-- Start of Extracted entries --

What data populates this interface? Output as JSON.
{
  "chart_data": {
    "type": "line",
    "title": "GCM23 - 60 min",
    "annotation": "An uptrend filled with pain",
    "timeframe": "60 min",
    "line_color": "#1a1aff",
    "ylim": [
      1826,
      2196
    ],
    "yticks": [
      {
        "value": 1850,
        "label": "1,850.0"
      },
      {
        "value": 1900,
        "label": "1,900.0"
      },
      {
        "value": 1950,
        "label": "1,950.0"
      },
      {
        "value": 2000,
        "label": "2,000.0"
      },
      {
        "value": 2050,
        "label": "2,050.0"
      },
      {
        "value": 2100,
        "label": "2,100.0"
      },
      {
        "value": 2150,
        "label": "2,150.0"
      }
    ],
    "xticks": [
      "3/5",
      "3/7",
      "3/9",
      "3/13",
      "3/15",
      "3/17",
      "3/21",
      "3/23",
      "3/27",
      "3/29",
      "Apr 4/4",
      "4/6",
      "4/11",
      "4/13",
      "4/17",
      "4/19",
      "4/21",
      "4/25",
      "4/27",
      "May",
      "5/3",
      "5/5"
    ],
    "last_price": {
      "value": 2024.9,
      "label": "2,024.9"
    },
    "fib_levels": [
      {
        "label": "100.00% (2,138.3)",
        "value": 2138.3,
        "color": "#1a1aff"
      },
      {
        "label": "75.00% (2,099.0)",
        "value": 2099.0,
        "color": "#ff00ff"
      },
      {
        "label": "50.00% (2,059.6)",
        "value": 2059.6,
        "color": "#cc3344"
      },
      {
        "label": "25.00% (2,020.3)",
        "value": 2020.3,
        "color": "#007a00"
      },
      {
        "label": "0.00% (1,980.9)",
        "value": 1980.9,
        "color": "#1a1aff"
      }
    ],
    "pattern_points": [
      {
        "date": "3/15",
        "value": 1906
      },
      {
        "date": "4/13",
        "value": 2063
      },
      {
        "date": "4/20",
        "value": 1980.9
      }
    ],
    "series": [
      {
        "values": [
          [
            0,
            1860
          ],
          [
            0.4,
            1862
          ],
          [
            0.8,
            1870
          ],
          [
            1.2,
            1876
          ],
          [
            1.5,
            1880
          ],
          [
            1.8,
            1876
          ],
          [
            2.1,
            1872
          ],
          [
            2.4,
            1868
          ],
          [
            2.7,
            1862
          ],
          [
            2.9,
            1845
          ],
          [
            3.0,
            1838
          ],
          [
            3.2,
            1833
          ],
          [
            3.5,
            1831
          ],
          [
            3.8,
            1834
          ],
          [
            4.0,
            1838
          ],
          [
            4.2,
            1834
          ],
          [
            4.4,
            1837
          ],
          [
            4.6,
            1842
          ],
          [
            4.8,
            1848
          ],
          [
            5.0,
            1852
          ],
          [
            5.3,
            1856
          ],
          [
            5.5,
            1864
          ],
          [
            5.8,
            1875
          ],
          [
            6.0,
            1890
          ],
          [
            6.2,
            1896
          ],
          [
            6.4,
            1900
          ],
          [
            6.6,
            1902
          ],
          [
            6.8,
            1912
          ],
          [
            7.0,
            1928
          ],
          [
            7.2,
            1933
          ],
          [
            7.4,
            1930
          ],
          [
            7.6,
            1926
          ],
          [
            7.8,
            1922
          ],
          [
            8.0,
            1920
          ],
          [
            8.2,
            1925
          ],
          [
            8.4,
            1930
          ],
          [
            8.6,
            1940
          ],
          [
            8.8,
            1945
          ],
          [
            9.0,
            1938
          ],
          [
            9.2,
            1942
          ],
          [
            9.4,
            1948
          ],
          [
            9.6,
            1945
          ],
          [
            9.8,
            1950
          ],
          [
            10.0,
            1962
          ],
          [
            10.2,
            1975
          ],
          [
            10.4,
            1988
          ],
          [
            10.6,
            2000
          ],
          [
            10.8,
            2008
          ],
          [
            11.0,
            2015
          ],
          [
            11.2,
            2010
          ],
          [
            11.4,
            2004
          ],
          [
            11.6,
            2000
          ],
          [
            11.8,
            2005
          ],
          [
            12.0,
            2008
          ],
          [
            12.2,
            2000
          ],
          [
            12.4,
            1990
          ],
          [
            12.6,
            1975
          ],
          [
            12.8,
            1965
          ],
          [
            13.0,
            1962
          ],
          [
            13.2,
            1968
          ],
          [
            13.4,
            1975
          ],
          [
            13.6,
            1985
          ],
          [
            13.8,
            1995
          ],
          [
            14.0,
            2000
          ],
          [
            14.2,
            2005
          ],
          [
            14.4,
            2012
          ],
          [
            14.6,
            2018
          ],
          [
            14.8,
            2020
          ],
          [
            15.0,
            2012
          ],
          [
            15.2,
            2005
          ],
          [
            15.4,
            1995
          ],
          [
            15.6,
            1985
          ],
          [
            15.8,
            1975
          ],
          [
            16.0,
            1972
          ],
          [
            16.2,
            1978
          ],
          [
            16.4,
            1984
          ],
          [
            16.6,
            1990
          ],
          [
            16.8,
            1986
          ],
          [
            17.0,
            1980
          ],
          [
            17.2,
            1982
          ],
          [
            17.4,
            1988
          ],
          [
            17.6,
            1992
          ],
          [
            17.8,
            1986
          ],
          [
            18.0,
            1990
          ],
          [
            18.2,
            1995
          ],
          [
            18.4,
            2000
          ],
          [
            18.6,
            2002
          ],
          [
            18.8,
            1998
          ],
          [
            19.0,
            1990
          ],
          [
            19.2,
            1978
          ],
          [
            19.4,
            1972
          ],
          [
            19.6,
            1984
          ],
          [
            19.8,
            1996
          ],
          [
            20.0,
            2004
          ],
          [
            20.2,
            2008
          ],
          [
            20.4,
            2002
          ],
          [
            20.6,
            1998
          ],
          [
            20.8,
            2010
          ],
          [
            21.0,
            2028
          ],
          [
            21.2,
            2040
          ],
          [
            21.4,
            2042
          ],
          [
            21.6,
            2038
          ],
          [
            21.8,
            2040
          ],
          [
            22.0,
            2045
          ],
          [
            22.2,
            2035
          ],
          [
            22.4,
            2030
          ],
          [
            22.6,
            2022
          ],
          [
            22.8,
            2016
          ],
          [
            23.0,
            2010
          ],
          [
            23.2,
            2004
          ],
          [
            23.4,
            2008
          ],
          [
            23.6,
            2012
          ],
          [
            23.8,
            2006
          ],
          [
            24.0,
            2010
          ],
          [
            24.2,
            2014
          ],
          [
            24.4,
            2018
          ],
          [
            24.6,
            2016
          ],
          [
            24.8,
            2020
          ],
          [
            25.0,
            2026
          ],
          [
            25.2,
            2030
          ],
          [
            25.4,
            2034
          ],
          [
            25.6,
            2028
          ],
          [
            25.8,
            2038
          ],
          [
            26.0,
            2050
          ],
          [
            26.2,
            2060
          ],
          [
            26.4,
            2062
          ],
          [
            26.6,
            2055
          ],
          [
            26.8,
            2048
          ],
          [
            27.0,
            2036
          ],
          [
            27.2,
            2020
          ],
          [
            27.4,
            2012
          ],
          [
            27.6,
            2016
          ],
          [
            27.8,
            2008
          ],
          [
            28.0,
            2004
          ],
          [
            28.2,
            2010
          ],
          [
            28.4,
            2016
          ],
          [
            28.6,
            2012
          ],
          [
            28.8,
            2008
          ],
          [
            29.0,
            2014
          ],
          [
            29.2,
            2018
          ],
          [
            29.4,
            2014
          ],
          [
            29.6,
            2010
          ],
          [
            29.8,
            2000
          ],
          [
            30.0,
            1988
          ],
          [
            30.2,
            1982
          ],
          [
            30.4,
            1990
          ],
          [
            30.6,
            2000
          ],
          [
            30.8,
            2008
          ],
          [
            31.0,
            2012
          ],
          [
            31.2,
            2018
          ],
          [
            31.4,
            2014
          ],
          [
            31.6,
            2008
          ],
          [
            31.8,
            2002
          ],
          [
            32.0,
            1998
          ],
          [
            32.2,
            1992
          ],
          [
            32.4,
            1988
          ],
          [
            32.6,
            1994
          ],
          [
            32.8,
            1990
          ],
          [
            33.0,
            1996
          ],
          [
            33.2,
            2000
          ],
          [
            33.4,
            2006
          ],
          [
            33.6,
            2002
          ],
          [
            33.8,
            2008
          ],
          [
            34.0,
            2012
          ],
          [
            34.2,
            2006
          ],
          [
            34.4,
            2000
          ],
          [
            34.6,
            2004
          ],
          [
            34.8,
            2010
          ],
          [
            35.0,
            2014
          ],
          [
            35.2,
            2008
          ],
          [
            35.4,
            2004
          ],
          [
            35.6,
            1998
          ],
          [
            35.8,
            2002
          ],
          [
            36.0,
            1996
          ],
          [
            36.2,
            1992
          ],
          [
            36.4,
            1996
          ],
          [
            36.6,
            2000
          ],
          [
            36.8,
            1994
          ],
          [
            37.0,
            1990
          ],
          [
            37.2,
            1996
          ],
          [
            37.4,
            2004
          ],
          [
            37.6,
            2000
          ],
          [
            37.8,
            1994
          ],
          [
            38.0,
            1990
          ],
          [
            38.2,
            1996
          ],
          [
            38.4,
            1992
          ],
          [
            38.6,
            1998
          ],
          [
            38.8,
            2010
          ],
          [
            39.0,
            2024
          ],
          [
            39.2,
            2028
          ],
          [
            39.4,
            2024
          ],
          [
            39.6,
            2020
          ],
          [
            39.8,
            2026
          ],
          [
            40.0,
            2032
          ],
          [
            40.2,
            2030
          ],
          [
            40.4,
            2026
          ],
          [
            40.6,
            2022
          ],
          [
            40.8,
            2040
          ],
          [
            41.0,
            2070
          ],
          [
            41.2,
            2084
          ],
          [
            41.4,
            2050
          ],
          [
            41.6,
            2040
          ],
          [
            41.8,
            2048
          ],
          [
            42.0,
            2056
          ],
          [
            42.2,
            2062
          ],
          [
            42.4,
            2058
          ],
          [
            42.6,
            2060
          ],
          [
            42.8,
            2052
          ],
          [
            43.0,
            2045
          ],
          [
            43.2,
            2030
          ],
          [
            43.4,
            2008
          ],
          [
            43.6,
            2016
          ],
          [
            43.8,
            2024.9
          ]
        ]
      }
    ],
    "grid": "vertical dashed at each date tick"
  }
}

-- End of Extracted entries --

## What to produce
Locate the lines above that hold the word "date". Show every one of them.

## Exercise output
        "date": "3/15",
        "date": "4/13",
        "date": "4/20",
    "grid": "vertical dashed at each date tick"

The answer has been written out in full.